Dataset extract:
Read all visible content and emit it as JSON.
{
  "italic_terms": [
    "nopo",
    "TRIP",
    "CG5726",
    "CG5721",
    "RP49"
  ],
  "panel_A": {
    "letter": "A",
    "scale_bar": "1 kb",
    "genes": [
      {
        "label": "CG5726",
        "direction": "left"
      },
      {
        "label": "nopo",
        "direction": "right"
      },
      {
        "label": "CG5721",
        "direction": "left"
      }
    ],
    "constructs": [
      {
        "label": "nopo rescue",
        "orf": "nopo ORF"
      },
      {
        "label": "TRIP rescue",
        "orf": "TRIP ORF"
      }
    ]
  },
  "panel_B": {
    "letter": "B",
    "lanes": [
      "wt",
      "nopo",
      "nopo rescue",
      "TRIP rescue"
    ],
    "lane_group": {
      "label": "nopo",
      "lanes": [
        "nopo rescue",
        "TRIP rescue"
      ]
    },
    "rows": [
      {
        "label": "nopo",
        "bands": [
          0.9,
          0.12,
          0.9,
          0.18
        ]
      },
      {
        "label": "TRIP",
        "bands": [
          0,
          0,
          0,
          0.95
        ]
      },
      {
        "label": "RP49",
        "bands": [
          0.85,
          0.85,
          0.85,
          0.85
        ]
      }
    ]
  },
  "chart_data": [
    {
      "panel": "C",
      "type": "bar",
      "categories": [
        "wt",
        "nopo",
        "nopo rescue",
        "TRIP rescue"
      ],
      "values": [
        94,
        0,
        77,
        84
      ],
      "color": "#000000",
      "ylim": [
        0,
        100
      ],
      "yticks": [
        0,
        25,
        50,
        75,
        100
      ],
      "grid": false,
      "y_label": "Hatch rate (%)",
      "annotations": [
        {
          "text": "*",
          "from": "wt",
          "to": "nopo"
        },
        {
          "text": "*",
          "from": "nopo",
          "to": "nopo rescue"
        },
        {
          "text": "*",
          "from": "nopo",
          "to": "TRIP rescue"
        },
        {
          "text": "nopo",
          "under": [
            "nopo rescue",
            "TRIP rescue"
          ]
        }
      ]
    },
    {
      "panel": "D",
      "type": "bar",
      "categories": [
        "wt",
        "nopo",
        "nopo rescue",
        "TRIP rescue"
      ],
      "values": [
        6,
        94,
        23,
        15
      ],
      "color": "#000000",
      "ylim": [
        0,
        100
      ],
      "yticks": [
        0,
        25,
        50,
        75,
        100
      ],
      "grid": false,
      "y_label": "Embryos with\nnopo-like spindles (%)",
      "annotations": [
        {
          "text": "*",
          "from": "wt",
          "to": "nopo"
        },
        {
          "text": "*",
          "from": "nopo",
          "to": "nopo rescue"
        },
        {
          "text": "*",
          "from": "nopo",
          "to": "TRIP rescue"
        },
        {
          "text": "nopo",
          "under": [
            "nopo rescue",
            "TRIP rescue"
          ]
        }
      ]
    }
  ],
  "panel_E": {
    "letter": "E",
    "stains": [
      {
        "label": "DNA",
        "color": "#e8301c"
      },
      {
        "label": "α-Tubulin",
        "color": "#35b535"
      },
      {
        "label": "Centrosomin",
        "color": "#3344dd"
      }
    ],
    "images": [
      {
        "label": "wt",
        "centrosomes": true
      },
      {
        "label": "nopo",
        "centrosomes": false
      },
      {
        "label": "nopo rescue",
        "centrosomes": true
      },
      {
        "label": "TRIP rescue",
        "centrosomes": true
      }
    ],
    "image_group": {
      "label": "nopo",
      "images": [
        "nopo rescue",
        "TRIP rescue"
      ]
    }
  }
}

The task:
Keeping every line exactly as it is, copy all the records.

Exercise response:
Read all visible content and emit it as JSON.
{
  "italic_terms": [
    "nopo",
    "TRIP",
    "CG5726",
    "CG5721",
    "RP49"
  ],
  "panel_A": {
    "letter": "A",
    "scale_bar": "1 kb",
    "genes": [
      {
        "label": "CG5726",
        "direction": "left"
      },
      {
        "label": "nopo",
        "direction": "right"
      },
      {
        "label": "CG5721",
        "direction": "left"
      }
    ],
    "constructs": [
      {
        "label": "nopo rescue",
        "orf": "nopo ORF"
      },
      {
        "label": "TRIP rescue",
        "orf": "TRIP ORF"
      }
    ]
  },
  "panel_B": {
    "letter": "B",
    "lanes": [
      "wt",
      "nopo",
      "nopo rescue",
      "TRIP rescue"
    ],
    "lane_group": {
      "label": "nopo",
      "lanes": [
        "nopo rescue",
        "TRIP rescue"
      ]
    },
    "rows": [
      {
        "label": "nopo",
        "bands": [
          0.9,
          0.12,
          0.9,
          0.18
        ]
      },
      {
        "label": "TRIP",
        "bands": [
          0,
          0,
          0,
          0.95
        ]
      },
      {
        "label": "RP49",
        "bands": [
          0.85,
          0.85,
          0.85,
          0.85
        ]
      }
    ]
  },
  "chart_data": [
    {
      "panel": "C",
      "type": "bar",
      "categories": [
        "wt",
        "nopo",
        "nopo rescue",
        "TRIP rescue"
      ],
      "values": [
        94,
        0,
        77,
        84
      ],
      "color": "#000000",
      "ylim": [
        0,
        100
      ],
      "yticks": [
        0,
        25,
        50,
        75,
        100
      ],
      "grid": false,
      "y_label": "Hatch rate (%)",
      "annotations": [
        {
          "text": "*",
          "from": "wt",
          "to": "nopo"
        },
        {
          "text": "*",
          "from": "nopo",
          "to": "nopo rescue"
        },
        {
          "text": "*",
          "from": "nopo",
          "to": "TRIP rescue"
        },
        {
          "text": "nopo",
          "under": [
            "nopo rescue",
            "TRIP rescue"
          ]
        }
      ]
    },
    {
      "panel": "D",
      "type": "bar",
      "categories": [
        "wt",
        "nopo",
        "nopo rescue",
        "TRIP rescue"
      ],
      "values": [
        6,
        94,
        23,
        15
      ],
      "color": "#000000",
      "ylim": [
        0,
        100
      ],
      "yticks": [
        0,
        25,
        50,
        75,
        100
      ],
      "grid": false,
      "y_label": "Embryos with\nnopo-like spindles (%)",
      "annotations": [
        {
          "text": "*",
          "from": "wt",
          "to": "nopo"
        },
        {
          "text": "*",
          "from": "nopo",
          "to": "nopo rescue"
        },
        {
          "text": "*",
          "from": "nopo",
          "to": "TRIP rescue"
        },
        {
          "text": "nopo",
          "under": [
            "nopo rescue",
            "TRIP rescue"
          ]
        }
      ]
    }
  ],
  "panel_E": {
    "letter": "E",
    "stains": [
      {
        "label": "DNA",
        "color": "#e8301c"
      },
      {
        "label": "α-Tubulin",
        "color": "#35b535"
      },
      {
        "label": "Centrosomin",
        "color": "#3344dd"
      }
    ],
    "images": [
      {
        "label": "wt",
        "centrosomes": true
      },
      {
        "label": "nopo",
        "centrosomes": false
      },
      {
        "label": "nopo rescue",
        "centrosomes": true
      },
      {
        "label": "TRIP rescue",
        "centrosomes": true
      }
    ],
    "image_group": {
      "label": "nopo",
      "images": [
        "nopo rescue",
        "TRIP rescue"
      ]
    }
  }
}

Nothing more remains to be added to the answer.